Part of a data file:
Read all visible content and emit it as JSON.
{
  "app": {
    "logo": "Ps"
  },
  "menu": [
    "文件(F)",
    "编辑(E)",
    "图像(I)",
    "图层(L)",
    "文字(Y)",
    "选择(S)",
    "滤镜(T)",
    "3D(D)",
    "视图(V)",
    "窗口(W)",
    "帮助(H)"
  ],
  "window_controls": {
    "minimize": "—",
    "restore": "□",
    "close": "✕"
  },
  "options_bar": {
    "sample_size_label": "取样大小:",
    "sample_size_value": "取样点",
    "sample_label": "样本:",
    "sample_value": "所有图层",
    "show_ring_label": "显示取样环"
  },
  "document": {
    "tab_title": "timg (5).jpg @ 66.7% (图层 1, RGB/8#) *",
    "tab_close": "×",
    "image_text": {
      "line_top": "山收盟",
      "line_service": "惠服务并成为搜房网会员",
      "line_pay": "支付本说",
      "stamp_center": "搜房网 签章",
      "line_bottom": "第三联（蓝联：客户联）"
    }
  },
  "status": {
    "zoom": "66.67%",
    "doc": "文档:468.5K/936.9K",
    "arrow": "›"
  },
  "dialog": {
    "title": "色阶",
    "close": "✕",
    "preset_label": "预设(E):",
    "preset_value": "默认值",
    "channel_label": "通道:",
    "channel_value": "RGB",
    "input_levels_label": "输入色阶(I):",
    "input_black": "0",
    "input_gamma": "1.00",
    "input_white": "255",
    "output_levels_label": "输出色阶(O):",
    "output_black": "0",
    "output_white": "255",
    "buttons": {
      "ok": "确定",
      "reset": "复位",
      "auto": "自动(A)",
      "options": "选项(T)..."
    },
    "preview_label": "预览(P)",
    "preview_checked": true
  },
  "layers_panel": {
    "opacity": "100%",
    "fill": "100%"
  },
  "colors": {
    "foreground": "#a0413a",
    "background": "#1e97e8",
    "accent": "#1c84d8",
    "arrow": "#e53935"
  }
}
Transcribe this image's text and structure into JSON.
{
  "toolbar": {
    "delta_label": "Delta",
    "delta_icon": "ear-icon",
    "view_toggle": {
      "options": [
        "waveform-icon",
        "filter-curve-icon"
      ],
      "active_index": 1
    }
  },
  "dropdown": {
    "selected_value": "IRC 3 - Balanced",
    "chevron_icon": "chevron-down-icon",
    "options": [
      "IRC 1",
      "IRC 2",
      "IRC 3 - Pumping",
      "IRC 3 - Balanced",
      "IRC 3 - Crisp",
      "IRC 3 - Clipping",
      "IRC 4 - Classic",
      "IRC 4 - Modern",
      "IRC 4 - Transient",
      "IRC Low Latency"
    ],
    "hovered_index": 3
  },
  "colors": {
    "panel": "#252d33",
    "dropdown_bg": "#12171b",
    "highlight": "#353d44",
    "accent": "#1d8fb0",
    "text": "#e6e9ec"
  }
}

THE PROBLEM: Collect the complete line wherever the string "JSON" appears in the records.

SOLUTION:
Read all visible content and emit it as JSON.
Transcribe this image's text and structure into JSON.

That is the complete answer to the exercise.